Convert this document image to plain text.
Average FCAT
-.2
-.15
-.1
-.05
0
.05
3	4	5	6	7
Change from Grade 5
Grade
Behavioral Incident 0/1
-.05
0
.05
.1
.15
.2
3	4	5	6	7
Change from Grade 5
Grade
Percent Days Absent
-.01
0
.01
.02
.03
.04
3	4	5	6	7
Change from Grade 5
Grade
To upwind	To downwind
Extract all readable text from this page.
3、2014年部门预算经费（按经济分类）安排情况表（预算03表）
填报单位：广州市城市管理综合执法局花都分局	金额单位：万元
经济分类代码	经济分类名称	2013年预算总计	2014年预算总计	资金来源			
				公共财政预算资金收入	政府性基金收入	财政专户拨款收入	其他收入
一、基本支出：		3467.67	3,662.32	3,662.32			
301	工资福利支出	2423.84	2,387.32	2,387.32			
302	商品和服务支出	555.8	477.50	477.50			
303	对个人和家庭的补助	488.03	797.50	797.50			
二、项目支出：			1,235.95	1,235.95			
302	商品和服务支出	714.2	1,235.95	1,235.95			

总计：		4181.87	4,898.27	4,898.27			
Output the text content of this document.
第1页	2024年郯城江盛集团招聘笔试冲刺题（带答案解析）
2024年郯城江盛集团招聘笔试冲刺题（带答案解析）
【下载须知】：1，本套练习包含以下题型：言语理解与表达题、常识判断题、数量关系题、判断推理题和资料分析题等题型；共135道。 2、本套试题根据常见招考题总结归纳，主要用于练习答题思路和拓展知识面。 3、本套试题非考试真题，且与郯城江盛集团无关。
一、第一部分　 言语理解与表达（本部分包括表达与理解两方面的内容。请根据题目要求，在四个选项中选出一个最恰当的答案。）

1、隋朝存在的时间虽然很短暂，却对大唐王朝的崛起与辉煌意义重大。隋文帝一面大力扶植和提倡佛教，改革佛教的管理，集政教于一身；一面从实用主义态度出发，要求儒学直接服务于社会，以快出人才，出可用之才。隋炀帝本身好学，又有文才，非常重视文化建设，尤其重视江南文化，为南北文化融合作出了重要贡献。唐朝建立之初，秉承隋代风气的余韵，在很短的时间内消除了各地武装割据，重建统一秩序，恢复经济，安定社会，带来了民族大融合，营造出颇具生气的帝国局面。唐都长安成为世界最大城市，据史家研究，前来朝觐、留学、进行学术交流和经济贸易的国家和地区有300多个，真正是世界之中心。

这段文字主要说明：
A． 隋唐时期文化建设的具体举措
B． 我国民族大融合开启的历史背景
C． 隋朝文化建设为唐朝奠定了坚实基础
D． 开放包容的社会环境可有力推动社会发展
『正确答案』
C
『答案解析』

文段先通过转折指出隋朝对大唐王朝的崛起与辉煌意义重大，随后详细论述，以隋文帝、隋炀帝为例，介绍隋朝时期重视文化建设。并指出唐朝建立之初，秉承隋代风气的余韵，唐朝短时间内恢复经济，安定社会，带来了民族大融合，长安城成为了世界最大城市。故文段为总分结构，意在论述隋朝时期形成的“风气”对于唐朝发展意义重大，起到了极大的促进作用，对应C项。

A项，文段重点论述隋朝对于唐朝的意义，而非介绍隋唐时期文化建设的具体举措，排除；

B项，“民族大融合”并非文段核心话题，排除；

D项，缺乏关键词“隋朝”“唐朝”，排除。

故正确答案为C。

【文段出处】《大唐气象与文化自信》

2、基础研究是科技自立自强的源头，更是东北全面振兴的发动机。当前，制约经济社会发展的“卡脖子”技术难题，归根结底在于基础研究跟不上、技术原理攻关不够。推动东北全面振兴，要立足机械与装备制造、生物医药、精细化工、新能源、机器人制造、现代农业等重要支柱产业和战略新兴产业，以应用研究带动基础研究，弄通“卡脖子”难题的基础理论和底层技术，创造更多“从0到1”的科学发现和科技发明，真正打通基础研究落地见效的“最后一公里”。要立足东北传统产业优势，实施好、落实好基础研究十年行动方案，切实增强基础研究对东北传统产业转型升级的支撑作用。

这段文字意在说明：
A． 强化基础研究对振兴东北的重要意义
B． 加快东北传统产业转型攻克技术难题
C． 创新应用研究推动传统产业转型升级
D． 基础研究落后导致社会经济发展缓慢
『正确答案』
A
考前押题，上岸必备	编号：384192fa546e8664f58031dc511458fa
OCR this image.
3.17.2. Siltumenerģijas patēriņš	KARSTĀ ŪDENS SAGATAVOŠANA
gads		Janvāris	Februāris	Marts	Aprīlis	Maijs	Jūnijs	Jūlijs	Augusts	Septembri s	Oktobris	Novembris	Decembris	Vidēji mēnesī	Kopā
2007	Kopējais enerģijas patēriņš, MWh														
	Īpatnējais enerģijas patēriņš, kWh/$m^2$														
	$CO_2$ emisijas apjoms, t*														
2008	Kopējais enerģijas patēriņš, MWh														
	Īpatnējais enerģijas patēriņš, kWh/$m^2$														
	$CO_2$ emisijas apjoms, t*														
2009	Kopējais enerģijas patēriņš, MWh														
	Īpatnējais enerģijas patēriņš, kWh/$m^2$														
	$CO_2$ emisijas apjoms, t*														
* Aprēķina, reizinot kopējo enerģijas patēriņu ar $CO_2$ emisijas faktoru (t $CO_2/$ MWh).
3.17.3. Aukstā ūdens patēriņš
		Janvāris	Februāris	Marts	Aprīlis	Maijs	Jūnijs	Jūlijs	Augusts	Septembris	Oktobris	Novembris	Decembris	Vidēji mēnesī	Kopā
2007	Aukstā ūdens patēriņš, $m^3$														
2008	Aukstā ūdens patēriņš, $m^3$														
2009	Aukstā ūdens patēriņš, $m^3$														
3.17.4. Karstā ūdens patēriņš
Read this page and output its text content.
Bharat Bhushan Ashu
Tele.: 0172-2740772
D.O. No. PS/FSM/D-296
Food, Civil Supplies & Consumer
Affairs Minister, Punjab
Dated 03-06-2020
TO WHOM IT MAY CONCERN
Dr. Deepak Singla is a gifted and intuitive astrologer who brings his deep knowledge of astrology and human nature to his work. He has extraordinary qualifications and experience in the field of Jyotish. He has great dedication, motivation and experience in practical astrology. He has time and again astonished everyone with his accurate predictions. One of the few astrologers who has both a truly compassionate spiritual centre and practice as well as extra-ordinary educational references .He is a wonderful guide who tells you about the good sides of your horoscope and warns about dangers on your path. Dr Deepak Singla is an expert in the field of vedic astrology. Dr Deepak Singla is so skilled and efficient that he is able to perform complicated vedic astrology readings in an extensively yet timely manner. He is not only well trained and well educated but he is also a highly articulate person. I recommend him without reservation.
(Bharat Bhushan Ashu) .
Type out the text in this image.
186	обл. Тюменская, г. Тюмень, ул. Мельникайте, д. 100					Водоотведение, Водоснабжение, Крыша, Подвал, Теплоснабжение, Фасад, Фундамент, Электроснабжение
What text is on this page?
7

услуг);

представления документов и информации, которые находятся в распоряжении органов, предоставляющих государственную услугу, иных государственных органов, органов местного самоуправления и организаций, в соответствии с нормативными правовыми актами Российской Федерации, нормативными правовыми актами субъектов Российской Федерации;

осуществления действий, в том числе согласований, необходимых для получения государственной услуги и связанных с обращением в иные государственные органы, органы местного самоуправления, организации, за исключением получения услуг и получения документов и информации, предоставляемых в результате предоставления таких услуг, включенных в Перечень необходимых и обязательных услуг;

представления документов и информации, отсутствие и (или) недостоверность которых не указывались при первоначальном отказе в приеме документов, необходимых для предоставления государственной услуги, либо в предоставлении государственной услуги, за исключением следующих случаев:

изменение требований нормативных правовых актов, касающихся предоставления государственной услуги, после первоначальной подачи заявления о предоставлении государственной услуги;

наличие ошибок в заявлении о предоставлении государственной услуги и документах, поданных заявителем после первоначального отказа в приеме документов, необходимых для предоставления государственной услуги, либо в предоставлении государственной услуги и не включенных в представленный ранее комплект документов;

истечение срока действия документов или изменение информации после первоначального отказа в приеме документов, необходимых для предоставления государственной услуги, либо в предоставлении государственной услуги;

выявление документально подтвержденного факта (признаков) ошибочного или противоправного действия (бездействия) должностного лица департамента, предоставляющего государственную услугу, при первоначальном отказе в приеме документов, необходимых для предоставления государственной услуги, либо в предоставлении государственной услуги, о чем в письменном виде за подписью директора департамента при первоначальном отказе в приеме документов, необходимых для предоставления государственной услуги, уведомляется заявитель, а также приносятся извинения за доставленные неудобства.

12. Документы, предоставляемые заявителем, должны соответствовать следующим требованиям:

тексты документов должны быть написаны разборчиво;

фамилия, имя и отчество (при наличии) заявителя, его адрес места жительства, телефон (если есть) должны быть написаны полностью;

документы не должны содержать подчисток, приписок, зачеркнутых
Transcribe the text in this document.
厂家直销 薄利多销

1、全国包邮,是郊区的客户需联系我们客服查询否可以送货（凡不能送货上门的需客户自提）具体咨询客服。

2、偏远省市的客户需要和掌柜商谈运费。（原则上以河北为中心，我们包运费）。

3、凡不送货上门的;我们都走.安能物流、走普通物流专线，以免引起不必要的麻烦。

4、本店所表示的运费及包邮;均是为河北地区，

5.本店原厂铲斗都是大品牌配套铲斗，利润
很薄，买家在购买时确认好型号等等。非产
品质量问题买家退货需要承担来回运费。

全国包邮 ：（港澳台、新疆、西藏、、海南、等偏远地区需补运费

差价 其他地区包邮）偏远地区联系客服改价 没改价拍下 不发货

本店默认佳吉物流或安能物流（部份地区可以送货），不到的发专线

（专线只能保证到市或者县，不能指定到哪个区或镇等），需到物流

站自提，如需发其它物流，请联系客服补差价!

| STATED GOAL |
Pick out the lines above containing the word "商品和服务支出", then copy them.

| RESULT OF THIS TASK |
302	商品和服务支出	555.8	477.50	477.50			
302	商品和服务支出	714.2	1,235.95	1,235.95			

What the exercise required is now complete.